DIRECTIONS | Your task is to copy every line of the records below that contains "если".

_ _ _

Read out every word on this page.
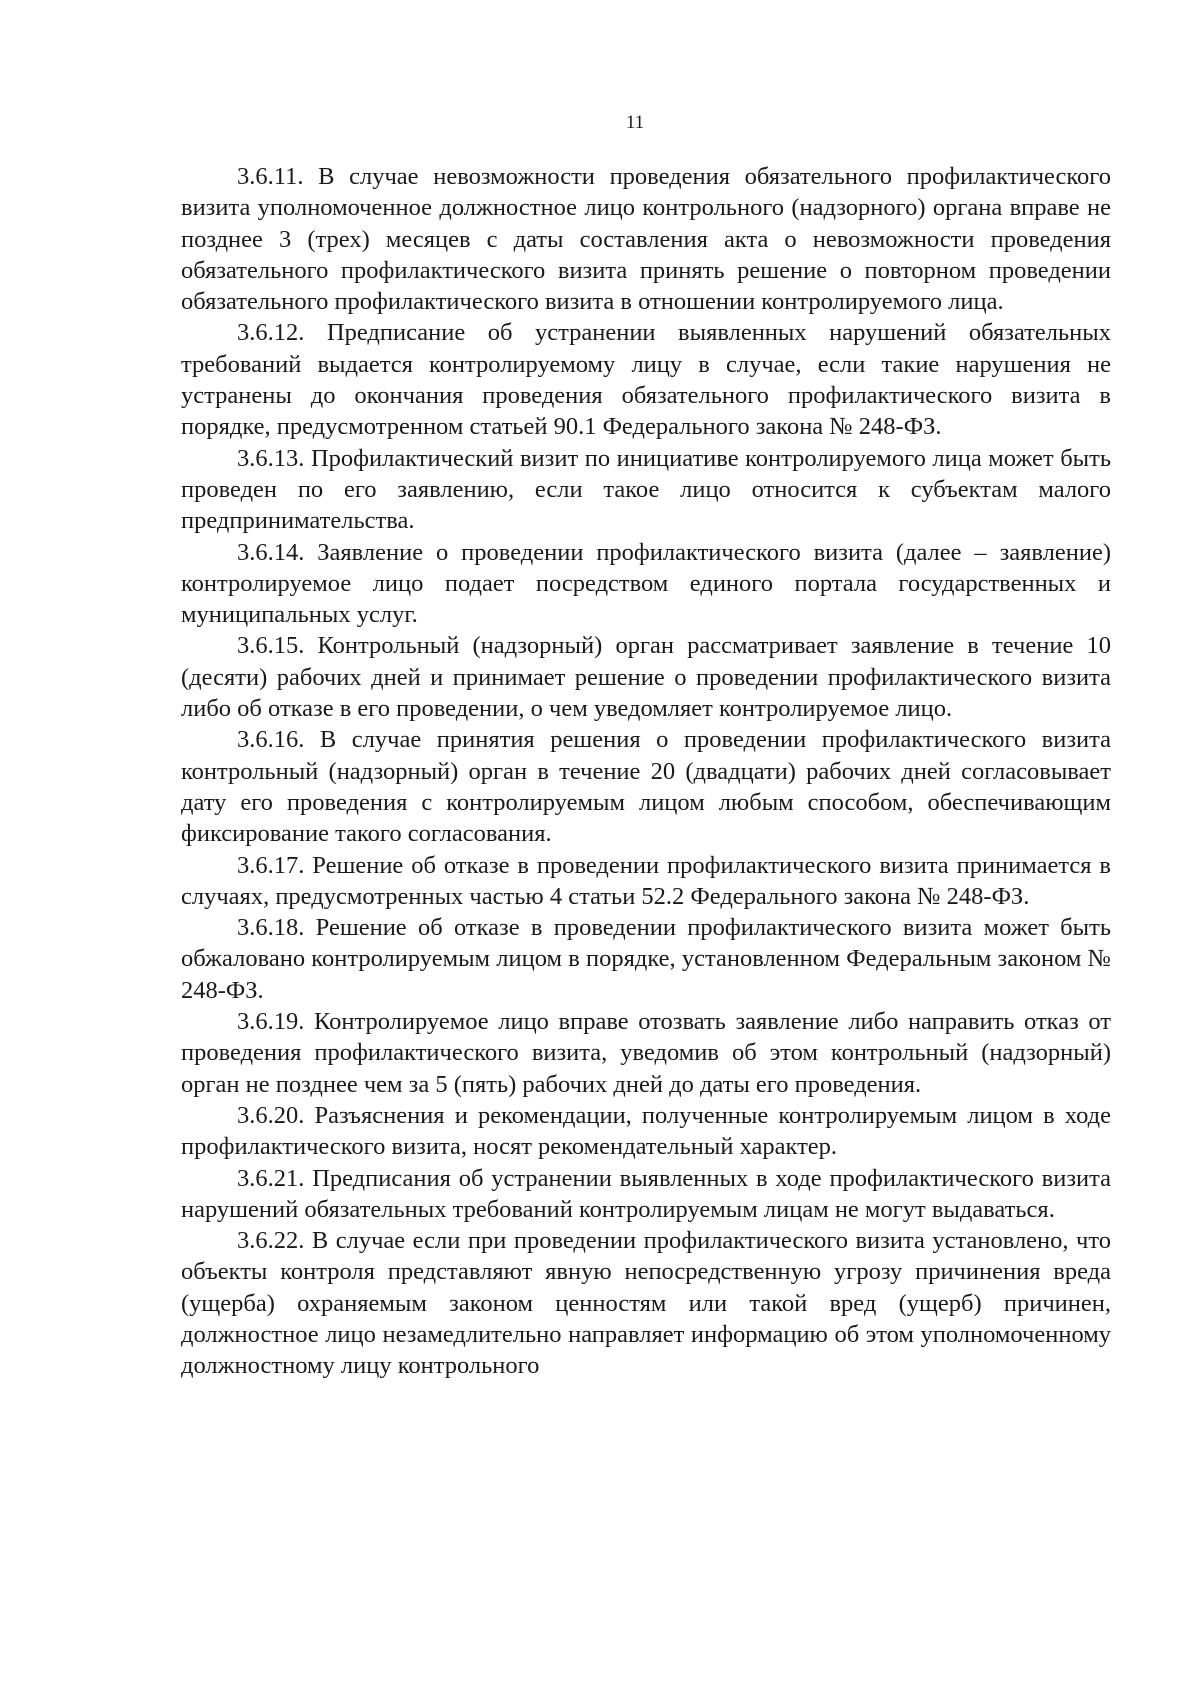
11

3.6.11. В случае невозможности проведения обязательного профилактического визита уполномоченное должностное лицо контрольного (надзорного) органа вправе не позднее 3 (трех) месяцев с даты составления акта о невозможности проведения обязательного профилактического визита принять решение о повторном проведении обязательного профилактического визита в отношении контролируемого лица.

3.6.12. Предписание об устранении выявленных нарушений обязательных требований выдается контролируемому лицу в случае, если такие нарушения не устранены до окончания проведения обязательного профилактического визита в порядке, предусмотренном статьей 90.1 Федерального закона № 248-ФЗ.

3.6.13. Профилактический визит по инициативе контролируемого лица может быть проведен по его заявлению, если такое лицо относится к субъектам малого предпринимательства.

3.6.14. Заявление о проведении профилактического визита (далее – заявление) контролируемое лицо подает посредством единого портала государственных и муниципальных услуг.

3.6.15. Контрольный (надзорный) орган рассматривает заявление в течение 10 (десяти) рабочих дней и принимает решение о проведении профилактического визита либо об отказе в его проведении, о чем уведомляет контролируемое лицо.

3.6.16. В случае принятия решения о проведении профилактического визита контрольный (надзорный) орган в течение 20 (двадцати) рабочих дней согласовывает дату его проведения с контролируемым лицом любым способом, обеспечивающим фиксирование такого согласования.

3.6.17. Решение об отказе в проведении профилактического визита принимается в случаях, предусмотренных частью 4 статьи 52.2 Федерального закона № 248-ФЗ.

3.6.18. Решение об отказе в проведении профилактического визита может быть обжаловано контролируемым лицом в порядке, установленном Федеральным законом № 248-ФЗ.

3.6.19. Контролируемое лицо вправе отозвать заявление либо направить отказ от проведения профилактического визита, уведомив об этом контрольный (надзорный) орган не позднее чем за 5 (пять) рабочих дней до даты его проведения.

3.6.20. Разъяснения и рекомендации, полученные контролируемым лицом в ходе профилактического визита, носят рекомендательный характер.

3.6.21. Предписания об устранении выявленных в ходе профилактического визита нарушений обязательных требований контролируемым лицам не могут выдаваться.

3.6.22. В случае если при проведении профилактического визита установлено, что объекты контроля представляют явную непосредственную угрозу причинения вреда (ущерба) охраняемым законом ценностям или такой вред (ущерб) причинен, должностное лицо незамедлительно направляет информацию об этом уполномоченному должностному лицу контрольного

_ _ _

ANSWER TO THE PROBLEM |
3.6.12. Предписание об устранении выявленных нарушений обязательных требований выдается контролируемому лицу в случае, если такие нарушения не устранены до окончания проведения обязательного профилактического визита в порядке, предусмотренном статьей 90.1 Федерального закона № 248-ФЗ.
3.6.13. Профилактический визит по инициативе контролируемого лица может быть проведен по его заявлению, если такое лицо относится к субъектам малого предпринимательства.
3.6.22. В случае если при проведении профилактического визита установлено, что объекты контроля представляют явную непосредственную угрозу причинения вреда (ущерба) охраняемым законом ценностям или такой вред (ущерб) причинен, должностное лицо незамедлительно направляет информацию об этом уполномоченному должностному лицу контрольного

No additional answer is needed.